Gestellte Aufgabe>
Bitte schreiben Sie die Zeilen zwischen der Zeile mit „entry-phone-numbers: 8 017 390“ und der Zeile mit „brochure-page: СОЦИАЛЬНО-ПЕДАГОГИЧЕСКИЕ ЦЕНТРЫ“ unverändert ab, beide Zeilen eingeschlossen.

Vorliegende Einträge>
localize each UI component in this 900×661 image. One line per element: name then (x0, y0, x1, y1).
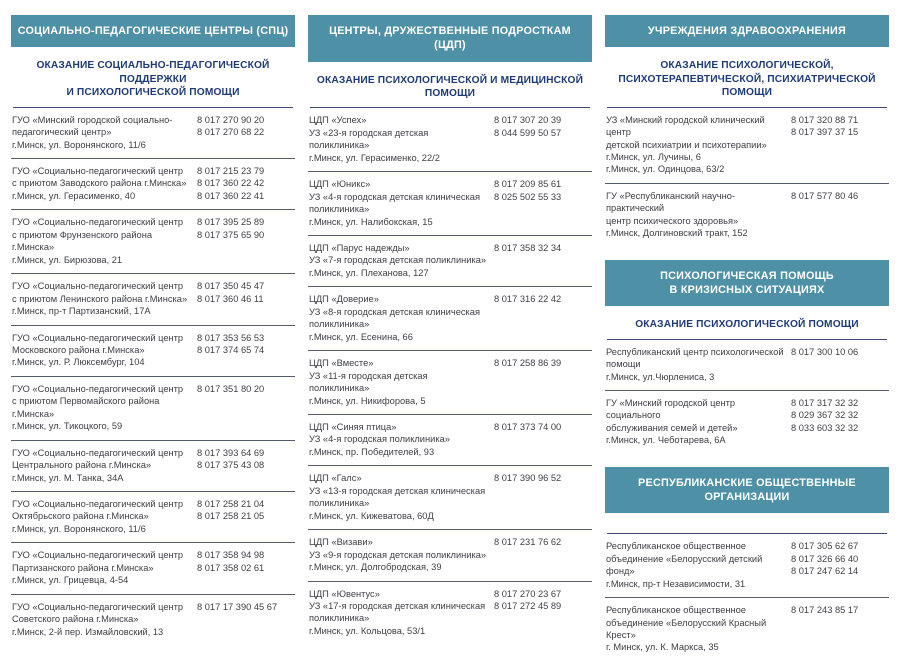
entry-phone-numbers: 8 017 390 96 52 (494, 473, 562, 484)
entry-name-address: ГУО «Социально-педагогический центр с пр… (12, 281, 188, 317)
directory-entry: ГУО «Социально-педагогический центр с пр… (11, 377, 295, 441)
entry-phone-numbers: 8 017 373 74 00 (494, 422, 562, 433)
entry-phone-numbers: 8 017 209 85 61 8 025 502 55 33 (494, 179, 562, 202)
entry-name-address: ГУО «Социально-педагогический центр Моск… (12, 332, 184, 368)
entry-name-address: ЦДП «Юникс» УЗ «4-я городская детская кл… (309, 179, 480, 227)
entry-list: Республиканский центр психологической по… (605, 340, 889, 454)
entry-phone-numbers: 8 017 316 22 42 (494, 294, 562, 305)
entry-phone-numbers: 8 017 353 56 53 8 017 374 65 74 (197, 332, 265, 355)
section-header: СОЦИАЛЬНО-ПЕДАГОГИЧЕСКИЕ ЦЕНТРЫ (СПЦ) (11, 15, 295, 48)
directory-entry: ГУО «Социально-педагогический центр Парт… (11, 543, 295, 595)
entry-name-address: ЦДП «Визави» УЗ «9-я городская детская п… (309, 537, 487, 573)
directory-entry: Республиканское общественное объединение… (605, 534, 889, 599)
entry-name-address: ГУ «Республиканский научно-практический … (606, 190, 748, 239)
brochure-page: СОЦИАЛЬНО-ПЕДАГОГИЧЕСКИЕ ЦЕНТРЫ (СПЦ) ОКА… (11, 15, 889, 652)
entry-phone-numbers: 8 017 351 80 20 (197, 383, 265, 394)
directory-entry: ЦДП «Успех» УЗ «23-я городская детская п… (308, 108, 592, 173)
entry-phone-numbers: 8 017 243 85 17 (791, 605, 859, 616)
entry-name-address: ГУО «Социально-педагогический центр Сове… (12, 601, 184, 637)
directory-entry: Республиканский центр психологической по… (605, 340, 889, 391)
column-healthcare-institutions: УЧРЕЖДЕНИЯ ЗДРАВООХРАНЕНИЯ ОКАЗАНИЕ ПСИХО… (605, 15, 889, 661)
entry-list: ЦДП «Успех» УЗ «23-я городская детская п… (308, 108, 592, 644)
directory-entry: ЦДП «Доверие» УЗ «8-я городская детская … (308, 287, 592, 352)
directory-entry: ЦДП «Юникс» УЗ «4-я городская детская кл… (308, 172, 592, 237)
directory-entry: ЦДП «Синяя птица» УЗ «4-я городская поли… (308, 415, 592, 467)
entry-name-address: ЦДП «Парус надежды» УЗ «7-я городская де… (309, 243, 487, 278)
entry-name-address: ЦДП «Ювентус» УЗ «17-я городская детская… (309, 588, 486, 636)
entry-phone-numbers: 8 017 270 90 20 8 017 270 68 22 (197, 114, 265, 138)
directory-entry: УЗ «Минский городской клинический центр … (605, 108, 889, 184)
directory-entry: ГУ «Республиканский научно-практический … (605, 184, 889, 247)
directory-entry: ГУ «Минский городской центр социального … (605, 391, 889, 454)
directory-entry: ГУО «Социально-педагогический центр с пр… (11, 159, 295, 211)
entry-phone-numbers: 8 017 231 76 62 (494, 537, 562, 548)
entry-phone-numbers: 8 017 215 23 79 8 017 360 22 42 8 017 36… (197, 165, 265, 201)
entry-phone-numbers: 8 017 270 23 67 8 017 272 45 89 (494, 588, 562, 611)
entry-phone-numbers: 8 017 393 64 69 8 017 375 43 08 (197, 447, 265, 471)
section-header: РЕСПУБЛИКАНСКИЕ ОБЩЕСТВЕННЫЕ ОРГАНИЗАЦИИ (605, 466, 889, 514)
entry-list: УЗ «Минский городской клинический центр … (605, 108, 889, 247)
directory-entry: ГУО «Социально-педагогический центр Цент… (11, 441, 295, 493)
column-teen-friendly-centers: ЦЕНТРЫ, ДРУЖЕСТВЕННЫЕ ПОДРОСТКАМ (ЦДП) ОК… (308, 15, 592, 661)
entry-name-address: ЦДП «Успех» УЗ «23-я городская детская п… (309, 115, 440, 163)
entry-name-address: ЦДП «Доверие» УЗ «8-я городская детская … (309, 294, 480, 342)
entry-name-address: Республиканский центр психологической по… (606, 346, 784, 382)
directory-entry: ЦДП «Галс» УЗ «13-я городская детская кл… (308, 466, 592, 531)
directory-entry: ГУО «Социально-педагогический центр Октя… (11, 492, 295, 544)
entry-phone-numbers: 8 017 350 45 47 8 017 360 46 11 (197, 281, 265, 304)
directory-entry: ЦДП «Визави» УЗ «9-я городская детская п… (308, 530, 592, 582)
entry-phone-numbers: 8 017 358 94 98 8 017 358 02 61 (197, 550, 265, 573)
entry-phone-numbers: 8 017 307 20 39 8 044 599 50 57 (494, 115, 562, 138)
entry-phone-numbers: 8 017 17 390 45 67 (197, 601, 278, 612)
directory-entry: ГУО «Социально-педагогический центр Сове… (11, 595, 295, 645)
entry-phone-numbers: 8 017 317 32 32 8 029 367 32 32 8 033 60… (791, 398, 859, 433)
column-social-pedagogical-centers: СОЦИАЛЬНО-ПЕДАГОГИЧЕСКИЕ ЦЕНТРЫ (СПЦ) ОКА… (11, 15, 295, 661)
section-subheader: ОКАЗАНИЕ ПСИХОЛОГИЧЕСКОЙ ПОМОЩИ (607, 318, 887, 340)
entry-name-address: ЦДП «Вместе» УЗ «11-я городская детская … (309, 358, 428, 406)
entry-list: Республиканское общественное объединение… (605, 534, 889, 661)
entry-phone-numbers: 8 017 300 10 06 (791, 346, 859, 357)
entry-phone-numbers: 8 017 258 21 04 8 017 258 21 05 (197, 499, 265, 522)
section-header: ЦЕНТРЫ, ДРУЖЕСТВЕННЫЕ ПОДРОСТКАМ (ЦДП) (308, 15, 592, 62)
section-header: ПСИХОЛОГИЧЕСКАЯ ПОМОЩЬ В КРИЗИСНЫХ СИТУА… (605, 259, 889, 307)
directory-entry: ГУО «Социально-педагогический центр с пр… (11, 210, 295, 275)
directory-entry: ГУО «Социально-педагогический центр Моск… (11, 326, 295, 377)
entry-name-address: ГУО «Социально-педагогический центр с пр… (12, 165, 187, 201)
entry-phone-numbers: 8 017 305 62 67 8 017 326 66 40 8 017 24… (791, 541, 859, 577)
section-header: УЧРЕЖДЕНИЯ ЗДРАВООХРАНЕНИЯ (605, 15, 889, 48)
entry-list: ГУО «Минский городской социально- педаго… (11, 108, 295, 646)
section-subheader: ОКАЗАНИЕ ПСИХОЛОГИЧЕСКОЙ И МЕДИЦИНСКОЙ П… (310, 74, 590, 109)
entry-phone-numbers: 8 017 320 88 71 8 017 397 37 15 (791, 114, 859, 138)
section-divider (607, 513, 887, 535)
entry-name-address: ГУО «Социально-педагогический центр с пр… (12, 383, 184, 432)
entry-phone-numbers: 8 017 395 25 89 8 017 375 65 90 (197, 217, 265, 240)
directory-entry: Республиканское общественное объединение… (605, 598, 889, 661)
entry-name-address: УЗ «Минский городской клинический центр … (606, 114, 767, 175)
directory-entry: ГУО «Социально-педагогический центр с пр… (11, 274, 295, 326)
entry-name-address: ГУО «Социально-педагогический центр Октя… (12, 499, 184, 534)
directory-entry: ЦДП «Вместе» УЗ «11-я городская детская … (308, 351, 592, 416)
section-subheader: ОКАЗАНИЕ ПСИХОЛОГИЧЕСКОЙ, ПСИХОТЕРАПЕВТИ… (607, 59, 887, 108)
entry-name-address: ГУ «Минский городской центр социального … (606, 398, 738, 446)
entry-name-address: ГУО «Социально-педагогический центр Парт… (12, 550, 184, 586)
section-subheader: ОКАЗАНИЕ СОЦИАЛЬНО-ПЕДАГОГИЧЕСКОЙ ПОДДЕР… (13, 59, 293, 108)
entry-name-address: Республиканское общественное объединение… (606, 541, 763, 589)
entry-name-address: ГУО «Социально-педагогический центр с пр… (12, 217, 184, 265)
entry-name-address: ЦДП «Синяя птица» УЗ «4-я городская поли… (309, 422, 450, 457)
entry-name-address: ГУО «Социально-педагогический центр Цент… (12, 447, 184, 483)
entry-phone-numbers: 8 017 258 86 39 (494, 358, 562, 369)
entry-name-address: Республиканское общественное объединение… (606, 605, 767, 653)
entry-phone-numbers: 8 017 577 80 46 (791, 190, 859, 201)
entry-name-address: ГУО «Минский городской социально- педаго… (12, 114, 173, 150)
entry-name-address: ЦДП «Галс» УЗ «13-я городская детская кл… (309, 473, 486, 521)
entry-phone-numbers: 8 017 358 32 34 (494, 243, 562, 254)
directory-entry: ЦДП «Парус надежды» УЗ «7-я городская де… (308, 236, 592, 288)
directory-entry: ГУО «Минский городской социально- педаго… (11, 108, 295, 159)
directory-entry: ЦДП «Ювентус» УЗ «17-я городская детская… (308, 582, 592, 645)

Fertige Lösung>
entry-phone-numbers: 8 017 390 96 52 (494, 473, 562, 484)
entry-name-address: ГУО «Социально-педагогический центр с пр… (12, 281, 188, 317)
directory-entry: ГУО «Социально-педагогический центр с пр… (11, 377, 295, 441)
entry-phone-numbers: 8 017 373 74 00 (494, 422, 562, 433)
entry-phone-numbers: 8 017 209 85 61 8 025 502 55 33 (494, 179, 562, 202)
entry-name-address: ГУО «Социально-педагогический центр Моск… (12, 332, 184, 368)
entry-name-address: ЦДП «Юникс» УЗ «4-я городская детская кл… (309, 179, 480, 227)
entry-list: Республиканский центр психологической по… (605, 340, 889, 454)
entry-phone-numbers: 8 017 316 22 42 (494, 294, 562, 305)
entry-phone-numbers: 8 017 353 56 53 8 017 374 65 74 (197, 332, 265, 355)
section-header: СОЦИАЛЬНО-ПЕДАГОГИЧЕСКИЕ ЦЕНТРЫ (СПЦ) (11, 15, 295, 48)
directory-entry: ГУО «Социально-педагогический центр Парт… (11, 543, 295, 595)
entry-name-address: ЦДП «Визави» УЗ «9-я городская детская п… (309, 537, 487, 573)
directory-entry: Республиканское общественное объединение… (605, 534, 889, 599)
entry-name-address: ГУ «Республиканский научно-практический … (606, 190, 748, 239)
brochure-page: СОЦИАЛЬНО-ПЕДАГОГИЧЕСКИЕ ЦЕНТРЫ (СПЦ) ОКА… (11, 15, 889, 652)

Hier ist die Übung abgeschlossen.